◆ Figure dataset records ◆
((

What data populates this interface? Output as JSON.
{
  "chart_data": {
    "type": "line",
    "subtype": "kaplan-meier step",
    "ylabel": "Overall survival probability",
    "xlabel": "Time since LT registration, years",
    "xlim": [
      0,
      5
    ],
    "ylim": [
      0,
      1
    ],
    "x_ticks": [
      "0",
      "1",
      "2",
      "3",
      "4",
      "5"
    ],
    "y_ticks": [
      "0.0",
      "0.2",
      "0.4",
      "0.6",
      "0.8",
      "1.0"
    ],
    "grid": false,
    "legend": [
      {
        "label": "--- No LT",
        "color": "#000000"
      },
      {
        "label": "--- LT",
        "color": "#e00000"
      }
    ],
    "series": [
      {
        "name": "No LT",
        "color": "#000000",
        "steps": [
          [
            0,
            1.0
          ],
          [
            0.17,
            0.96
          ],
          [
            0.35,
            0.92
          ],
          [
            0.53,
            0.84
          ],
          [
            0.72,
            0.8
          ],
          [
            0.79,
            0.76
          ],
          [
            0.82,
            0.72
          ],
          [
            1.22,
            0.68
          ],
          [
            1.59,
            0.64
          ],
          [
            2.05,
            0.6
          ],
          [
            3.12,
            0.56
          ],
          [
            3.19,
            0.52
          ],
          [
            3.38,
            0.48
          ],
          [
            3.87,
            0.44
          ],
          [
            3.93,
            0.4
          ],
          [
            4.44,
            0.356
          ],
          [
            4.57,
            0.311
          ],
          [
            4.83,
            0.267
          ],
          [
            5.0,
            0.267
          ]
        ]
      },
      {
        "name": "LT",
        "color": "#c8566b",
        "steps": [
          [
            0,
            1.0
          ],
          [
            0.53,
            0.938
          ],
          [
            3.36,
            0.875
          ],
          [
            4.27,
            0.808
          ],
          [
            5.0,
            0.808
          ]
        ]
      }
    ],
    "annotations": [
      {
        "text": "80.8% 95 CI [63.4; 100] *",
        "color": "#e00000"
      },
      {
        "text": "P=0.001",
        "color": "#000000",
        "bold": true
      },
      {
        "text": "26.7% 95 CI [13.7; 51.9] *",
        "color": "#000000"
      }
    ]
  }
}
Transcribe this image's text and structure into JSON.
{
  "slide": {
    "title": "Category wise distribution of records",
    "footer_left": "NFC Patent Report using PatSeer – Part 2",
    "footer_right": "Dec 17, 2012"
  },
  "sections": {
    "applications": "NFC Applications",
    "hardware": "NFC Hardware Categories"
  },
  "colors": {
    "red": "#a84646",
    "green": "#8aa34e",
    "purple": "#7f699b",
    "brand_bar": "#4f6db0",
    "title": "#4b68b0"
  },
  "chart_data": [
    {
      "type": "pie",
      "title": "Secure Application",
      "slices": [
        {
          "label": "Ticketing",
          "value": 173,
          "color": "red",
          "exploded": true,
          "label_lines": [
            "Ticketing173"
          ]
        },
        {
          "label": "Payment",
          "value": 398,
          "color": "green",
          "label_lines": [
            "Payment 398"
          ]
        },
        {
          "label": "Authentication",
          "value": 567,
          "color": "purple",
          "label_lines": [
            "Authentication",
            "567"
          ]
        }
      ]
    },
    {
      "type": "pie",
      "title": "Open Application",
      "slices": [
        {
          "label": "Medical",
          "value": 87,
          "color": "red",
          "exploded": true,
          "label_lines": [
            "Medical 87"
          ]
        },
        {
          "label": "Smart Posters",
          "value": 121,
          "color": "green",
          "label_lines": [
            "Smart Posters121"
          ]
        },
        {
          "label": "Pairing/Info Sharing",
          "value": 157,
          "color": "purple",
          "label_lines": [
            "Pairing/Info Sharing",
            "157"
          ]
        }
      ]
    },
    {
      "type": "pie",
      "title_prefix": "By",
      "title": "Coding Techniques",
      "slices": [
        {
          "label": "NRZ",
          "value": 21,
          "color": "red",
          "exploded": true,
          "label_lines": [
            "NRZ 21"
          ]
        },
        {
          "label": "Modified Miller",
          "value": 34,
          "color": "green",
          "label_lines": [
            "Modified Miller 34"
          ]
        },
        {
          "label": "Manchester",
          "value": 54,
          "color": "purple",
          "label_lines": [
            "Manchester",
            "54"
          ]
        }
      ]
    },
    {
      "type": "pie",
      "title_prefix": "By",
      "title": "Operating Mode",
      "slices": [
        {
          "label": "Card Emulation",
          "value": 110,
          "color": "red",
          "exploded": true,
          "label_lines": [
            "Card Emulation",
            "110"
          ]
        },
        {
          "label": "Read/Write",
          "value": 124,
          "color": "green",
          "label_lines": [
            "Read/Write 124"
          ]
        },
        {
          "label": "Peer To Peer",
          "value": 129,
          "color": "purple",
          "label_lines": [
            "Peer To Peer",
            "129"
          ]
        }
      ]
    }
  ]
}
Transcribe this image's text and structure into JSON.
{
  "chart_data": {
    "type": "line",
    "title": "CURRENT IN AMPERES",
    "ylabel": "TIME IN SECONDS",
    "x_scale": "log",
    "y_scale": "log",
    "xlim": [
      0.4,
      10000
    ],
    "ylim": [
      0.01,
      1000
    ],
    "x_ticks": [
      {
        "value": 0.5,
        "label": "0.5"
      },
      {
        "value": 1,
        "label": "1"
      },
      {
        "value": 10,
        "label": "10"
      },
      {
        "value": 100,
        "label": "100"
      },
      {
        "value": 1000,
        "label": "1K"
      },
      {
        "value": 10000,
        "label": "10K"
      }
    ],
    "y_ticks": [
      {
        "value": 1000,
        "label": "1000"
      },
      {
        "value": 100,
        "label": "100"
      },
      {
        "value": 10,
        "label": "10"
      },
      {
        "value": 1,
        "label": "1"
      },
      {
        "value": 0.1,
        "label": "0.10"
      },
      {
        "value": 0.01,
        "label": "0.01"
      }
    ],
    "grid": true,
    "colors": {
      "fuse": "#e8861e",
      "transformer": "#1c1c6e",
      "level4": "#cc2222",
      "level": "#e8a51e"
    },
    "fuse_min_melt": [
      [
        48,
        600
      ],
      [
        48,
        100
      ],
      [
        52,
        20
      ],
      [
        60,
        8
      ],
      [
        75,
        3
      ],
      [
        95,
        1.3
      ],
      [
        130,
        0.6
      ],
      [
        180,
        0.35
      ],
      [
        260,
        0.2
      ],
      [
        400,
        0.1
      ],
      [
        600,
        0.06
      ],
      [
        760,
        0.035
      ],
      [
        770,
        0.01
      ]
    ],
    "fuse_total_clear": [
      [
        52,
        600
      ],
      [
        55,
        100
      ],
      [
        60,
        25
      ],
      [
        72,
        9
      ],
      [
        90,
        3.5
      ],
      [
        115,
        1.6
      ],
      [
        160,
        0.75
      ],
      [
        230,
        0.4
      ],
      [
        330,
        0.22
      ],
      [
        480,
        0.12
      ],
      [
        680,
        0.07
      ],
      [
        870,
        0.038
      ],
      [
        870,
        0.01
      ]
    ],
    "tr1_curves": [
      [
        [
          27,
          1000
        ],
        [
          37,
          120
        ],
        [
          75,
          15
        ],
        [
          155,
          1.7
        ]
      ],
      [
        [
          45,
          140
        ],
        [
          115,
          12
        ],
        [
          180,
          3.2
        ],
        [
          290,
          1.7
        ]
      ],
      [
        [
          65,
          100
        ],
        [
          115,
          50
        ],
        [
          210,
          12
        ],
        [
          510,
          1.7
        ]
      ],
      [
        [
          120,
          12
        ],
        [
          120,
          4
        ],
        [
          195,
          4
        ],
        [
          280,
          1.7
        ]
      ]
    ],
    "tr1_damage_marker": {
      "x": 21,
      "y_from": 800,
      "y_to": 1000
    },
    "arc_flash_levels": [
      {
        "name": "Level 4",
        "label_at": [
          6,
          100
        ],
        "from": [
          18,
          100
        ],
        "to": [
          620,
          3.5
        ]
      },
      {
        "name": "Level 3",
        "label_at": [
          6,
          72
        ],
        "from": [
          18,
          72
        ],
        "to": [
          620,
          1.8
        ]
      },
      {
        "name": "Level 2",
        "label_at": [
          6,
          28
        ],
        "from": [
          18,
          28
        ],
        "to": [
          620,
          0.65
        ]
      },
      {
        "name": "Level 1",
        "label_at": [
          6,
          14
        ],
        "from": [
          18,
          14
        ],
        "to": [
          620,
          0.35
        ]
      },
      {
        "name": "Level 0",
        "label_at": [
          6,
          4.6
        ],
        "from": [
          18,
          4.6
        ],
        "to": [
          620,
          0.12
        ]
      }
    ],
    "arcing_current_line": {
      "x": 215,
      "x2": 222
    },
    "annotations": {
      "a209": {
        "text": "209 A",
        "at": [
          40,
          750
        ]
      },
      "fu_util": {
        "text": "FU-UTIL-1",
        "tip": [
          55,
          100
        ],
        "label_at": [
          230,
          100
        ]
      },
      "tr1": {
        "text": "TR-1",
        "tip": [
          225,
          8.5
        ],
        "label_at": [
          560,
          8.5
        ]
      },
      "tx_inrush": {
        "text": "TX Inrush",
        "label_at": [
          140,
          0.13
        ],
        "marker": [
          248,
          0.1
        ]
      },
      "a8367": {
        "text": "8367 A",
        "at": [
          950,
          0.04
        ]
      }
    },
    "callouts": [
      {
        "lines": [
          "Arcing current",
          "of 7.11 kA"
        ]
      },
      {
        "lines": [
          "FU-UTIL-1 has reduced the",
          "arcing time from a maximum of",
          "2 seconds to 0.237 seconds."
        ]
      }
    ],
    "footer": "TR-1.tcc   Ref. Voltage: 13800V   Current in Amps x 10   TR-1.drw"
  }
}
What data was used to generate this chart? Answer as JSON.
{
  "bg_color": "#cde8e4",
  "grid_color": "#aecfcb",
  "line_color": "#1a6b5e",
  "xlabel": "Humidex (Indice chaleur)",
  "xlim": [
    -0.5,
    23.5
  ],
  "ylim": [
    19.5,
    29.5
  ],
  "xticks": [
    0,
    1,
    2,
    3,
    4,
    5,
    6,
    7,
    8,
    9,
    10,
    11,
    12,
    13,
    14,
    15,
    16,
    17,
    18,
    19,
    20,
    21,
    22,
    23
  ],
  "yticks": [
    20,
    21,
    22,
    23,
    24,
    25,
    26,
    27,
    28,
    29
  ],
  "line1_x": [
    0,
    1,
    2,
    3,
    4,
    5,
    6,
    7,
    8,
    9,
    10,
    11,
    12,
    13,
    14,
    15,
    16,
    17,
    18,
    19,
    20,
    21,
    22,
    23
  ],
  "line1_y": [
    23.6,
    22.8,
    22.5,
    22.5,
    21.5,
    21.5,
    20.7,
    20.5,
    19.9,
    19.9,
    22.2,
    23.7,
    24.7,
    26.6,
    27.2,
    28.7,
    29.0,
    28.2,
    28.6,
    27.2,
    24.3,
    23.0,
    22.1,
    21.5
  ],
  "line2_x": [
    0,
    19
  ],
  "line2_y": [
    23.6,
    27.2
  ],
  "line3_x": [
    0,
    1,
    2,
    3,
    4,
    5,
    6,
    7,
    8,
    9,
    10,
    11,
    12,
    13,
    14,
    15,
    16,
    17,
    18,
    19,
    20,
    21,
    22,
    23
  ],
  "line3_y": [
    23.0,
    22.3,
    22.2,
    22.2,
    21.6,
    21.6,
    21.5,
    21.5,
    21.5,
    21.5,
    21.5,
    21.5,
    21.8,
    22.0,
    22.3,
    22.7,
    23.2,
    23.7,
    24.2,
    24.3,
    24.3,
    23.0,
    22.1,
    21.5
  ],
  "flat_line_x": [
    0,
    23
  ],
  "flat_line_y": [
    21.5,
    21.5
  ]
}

))

◆ Challenge ◆
What number of lines in the records contain the word "text"? Answer with that number alone.

◆ Response for this exercise ◆
10